======== LISTING
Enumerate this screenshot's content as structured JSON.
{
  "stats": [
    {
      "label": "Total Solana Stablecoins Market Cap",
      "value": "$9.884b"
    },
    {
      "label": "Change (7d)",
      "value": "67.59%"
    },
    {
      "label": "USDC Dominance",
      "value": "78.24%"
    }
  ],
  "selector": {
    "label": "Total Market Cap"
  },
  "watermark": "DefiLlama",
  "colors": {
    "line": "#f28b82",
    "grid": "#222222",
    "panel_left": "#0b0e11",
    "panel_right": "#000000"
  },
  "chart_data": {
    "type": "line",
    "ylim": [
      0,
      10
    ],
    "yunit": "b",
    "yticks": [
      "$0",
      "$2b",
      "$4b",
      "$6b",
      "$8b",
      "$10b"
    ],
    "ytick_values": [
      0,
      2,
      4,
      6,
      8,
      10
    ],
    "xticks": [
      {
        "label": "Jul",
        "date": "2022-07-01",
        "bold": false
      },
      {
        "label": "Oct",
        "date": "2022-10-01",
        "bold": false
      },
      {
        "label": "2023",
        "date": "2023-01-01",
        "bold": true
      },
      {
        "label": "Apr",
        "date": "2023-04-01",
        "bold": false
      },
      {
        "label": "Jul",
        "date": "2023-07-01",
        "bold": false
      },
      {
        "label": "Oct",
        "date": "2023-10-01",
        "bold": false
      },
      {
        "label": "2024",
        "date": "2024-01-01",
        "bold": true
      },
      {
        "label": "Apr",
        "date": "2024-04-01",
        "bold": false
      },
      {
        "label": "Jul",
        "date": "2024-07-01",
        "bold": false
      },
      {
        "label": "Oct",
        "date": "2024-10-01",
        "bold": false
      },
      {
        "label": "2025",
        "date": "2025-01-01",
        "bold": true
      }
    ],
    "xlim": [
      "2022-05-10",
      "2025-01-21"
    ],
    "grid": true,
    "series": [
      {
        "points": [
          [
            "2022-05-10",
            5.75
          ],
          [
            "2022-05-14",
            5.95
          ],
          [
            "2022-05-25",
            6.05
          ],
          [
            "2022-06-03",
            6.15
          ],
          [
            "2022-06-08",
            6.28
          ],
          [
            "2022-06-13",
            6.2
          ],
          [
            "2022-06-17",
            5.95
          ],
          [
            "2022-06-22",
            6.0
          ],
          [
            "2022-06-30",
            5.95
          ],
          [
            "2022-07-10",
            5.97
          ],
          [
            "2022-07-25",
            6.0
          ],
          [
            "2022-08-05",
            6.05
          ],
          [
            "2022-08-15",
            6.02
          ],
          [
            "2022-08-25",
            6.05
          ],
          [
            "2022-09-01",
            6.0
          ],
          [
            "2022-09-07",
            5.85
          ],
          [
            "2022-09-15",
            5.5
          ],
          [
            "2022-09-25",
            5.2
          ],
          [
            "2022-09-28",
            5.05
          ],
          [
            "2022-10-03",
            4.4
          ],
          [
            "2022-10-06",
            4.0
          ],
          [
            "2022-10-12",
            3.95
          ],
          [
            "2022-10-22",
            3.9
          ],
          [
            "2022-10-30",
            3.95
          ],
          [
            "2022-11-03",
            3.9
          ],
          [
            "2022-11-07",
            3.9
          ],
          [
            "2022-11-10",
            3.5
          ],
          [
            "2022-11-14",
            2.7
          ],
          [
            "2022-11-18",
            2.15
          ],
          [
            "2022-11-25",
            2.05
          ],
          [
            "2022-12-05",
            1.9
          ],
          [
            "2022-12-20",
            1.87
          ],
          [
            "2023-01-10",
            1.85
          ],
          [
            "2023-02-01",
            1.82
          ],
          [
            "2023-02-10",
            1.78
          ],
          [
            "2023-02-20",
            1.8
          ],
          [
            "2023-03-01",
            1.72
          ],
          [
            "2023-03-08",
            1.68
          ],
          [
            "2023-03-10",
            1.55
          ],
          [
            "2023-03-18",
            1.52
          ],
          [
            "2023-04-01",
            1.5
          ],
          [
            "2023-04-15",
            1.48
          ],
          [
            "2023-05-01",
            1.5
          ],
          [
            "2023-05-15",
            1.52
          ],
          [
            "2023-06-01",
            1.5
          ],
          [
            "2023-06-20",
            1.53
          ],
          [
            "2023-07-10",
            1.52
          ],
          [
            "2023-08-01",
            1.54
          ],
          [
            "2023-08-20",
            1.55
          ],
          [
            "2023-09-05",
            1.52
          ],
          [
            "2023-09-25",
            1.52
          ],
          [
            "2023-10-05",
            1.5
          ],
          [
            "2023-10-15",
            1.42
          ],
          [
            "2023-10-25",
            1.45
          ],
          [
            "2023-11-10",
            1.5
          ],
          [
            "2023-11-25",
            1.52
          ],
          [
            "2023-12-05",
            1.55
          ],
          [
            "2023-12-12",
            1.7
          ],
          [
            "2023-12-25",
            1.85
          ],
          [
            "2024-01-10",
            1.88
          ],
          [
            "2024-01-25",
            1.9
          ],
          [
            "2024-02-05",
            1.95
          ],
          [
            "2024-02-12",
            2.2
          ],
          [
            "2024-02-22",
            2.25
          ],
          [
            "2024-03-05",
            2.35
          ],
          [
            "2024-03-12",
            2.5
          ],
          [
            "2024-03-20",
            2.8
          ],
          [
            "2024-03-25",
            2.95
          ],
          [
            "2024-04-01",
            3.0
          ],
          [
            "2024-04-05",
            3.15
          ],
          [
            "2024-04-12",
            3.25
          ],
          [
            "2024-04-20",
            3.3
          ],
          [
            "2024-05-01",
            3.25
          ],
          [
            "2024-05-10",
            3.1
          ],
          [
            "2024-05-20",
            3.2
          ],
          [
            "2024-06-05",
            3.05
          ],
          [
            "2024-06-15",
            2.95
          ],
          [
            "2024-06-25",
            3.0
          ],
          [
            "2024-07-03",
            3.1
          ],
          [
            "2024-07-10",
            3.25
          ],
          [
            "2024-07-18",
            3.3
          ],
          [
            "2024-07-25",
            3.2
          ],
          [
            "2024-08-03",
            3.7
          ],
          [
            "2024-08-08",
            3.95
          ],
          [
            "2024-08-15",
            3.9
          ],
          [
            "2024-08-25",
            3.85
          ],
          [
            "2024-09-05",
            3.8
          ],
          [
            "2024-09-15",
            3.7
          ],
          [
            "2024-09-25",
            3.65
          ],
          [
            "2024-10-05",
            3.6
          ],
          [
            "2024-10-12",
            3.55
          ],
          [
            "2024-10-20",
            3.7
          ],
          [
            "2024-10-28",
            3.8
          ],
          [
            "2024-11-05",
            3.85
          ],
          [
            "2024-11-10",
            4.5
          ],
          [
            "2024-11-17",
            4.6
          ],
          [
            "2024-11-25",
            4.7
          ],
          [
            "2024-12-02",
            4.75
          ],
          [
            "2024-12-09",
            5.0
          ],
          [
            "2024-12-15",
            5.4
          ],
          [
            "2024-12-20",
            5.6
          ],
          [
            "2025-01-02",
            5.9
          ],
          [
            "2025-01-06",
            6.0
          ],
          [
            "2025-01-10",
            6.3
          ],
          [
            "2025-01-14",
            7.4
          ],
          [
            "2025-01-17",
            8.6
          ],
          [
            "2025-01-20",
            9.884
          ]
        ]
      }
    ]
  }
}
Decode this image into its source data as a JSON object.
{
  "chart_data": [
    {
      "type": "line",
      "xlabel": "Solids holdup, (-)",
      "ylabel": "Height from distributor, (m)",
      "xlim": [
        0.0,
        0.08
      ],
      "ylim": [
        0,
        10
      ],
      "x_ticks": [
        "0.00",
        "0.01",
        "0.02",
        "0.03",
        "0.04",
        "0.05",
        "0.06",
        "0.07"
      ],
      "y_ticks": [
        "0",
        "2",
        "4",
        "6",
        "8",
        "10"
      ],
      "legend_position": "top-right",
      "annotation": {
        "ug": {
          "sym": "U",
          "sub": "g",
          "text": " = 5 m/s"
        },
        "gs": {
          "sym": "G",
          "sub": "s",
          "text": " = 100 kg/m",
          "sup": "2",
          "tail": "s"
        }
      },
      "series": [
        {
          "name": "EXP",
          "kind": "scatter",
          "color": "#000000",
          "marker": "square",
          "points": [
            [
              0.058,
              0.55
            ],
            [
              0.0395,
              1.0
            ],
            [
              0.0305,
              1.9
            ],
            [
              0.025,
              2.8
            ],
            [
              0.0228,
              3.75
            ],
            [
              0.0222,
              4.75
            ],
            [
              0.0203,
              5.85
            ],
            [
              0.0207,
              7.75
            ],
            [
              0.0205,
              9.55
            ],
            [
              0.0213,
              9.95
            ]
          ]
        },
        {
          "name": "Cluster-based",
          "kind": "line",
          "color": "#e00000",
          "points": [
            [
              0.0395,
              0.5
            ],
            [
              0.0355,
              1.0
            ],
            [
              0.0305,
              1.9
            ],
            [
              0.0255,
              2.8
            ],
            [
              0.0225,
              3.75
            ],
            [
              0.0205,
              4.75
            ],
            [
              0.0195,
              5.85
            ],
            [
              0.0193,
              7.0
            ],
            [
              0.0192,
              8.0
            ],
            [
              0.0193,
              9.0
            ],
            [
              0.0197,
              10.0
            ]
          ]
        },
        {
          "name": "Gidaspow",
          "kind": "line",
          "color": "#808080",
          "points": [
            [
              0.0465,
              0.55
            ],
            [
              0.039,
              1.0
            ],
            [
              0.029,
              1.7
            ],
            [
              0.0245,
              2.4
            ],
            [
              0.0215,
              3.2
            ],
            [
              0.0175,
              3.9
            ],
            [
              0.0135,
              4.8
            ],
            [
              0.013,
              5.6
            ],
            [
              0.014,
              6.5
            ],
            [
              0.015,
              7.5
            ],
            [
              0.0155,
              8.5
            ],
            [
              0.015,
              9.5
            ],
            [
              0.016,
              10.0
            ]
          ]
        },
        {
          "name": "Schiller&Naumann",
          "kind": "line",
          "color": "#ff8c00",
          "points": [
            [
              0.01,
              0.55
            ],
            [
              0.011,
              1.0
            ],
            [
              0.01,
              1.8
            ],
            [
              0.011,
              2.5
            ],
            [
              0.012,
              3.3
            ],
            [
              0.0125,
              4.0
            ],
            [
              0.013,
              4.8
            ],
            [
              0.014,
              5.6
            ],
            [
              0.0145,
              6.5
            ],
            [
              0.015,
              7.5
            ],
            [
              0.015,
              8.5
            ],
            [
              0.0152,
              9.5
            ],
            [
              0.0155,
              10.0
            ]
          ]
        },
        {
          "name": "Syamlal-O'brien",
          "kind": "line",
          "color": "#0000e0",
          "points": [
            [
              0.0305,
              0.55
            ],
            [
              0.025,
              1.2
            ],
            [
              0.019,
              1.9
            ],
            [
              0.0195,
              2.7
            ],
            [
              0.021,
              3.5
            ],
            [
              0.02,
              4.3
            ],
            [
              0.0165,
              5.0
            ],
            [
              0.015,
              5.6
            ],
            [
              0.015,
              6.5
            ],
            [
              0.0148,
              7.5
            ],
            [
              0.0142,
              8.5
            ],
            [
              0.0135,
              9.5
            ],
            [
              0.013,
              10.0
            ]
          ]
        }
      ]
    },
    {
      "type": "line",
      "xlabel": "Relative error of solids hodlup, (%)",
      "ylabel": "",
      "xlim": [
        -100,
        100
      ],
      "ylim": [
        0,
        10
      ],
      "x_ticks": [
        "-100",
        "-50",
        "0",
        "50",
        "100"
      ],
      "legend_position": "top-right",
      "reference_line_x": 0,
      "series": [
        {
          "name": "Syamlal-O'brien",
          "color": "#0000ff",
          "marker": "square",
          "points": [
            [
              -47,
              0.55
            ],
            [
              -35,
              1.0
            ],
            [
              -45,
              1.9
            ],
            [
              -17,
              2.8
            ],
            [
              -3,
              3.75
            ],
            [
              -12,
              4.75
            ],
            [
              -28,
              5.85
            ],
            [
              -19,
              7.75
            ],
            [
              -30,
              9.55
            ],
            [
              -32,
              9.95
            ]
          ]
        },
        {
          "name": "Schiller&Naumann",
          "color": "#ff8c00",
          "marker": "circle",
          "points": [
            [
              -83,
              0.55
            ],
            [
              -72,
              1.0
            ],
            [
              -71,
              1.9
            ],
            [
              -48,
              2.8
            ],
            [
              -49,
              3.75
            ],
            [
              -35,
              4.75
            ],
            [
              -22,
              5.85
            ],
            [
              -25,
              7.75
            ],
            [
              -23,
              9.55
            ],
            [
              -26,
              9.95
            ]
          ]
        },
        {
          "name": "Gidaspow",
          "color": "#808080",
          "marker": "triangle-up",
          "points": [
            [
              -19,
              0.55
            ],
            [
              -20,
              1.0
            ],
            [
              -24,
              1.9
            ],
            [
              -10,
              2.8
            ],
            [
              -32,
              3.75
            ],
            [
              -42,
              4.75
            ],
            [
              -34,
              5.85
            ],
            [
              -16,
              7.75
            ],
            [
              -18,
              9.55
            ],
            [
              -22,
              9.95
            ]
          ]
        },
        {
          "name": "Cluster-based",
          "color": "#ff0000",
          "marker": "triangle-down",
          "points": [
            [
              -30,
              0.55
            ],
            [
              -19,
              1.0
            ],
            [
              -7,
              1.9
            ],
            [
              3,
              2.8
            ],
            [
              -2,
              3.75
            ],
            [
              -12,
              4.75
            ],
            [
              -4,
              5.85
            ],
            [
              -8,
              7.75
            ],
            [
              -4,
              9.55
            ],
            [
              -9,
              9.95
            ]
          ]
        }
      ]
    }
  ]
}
================
> _EXERCISE DETAILS_:
Each line above that holds the string "this" should be copied and shown.

> _EXERCISE SOLUTION_:
Enumerate this screenshot's content as structured JSON.
Decode this image into its source data as a JSON object.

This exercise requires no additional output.